ACTIVITY 1
Translate this sentence from the text on company car taxation into Spanish: "The tax cost will therefore more than double from 2010-11 to 2011-12."
ACTIVITY 2
Continue the text on company car taxation from where it ends, using the assumptions it lists.

TEXT SEGMENT
Another recent change that may also have increased the cost of being provided with a luxury company car is the 50% additional rate of income tax that has applied since 6 April 2010 to directors and employees with taxable income over GBP150,000.
For example, a director with taxable income of GBP200,000 is provided with a Ferrari 458 Italia as a company car. For 2010-11 the director would have paid income tax of GBP14,000 (GBP80,000 x 35% = GBP28,000 at 50%) in respect of the company car. In 2011–12 this tax cost will rise to GBP30,100 (GBP172,000 x 35% = GBP60,200 at 50%). The tax cost will therefore more than double from 2010-11 to 2011-12.
From 6 April 2011 NIC rates have increased by 1%, so the employer's class 1A NIC in respect of the Ferrari has risen from GBP3,584 (GBP28,000 at 12.8%) for 2010-11, to GBP8,308 (GBP60,200 at 13.8%) in 2011–12.
The drastic increase in the tax cost of having the use of a luxury company car after 6 April 2011 may mean that it is beneficial for a director or employee to instead receive additional remuneration and then to acquire or lease the car themselves – even if the director or employee is paying the 50% additional rate of income tax.
Let's assume the following for 2011–12:
- A Ferrari 458 Italia is leased for GBP45,360 (including VAT).
- The employer pays corporation tax at the marginal rate of 27.5% (the fact that this may be different for the five day period 1 April 2012 to 5 April 2012 will be ignored).
- The director pays income tax at the additional rate of 50%.
- Employee's NIC is 2% and employer's NIC is 13.8%.

ENTRIES SHOWN
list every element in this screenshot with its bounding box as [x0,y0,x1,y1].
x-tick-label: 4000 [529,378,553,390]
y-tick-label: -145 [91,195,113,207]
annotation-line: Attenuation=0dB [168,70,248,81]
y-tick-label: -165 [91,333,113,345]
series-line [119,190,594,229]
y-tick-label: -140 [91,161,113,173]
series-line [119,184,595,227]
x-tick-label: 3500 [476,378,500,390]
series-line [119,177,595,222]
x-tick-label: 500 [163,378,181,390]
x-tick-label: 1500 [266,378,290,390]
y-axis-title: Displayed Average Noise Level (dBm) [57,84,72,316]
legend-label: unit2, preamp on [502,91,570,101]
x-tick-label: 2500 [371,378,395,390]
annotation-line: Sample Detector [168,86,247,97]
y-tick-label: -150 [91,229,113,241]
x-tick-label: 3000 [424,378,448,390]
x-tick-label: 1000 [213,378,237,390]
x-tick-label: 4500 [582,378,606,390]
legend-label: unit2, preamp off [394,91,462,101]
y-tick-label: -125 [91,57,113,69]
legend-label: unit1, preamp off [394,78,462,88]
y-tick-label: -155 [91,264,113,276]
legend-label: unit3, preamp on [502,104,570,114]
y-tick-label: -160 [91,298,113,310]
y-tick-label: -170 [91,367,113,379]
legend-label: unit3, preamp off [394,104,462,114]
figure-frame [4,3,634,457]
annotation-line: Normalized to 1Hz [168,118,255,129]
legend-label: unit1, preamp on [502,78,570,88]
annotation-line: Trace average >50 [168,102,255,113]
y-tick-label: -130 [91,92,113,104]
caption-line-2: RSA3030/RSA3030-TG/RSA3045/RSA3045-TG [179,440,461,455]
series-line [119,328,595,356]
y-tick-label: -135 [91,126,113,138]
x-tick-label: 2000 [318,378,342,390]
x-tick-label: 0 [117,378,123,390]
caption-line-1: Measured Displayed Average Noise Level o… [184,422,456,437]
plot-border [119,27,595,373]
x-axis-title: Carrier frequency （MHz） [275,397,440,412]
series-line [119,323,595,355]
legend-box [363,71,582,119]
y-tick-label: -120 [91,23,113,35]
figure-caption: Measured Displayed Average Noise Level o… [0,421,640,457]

ANSWER AREA 1
Por lo tanto, el costo fiscal se duplicará con creces de 2010-11 a 2011-12.

ANSWER AREA 2
If not provided with a company car, the director will save income tax of GBP30,100 (as per previous calculation). The additional net of tax remuneration needed is GBP15,260 (GBP45,360 - GBP30,100), so the gross remuneration required will be GBP31,792 (GBP15,260 x 100/(100 - (50 + 2))).
The employer will pay NIC of GBP4,387 (GBP31,792 at 13.8%), so the total net of tax cost for the employer is GBP26,230 (GBP31,792 + GBP4,387 = GBP36,179 less corporation tax relief at 27.5%).
If the employer had leased the company car then they would have paid leasing costs of GBP41,580 (GBP45,360 less the 50% VAT recovery) and class 1A NIC of GBP8,308 (as per previous calculation). Only GBP35,343 of the leasing costs receive tax relief, so the total net of tax cost for the employer is GBP37,884 (GBP41,580 + GBP8,308 = GBP49,888 less corporation tax relief of GBP12,004 (GBP35,343 + GBP8,308 = GBP43,651 at 27.5%)).
It is therefore more beneficial to pay additional remuneration in this instance.
The constantly changing tax rules make it very difficult to plan ahead when choosing a new company luxury car, or even whether to have a company car at all. Although some changes are announced a year or two in advance, it now appears that the additional rate of 50% will only be temporary, but as yet no fixed date has been given for its abolishment.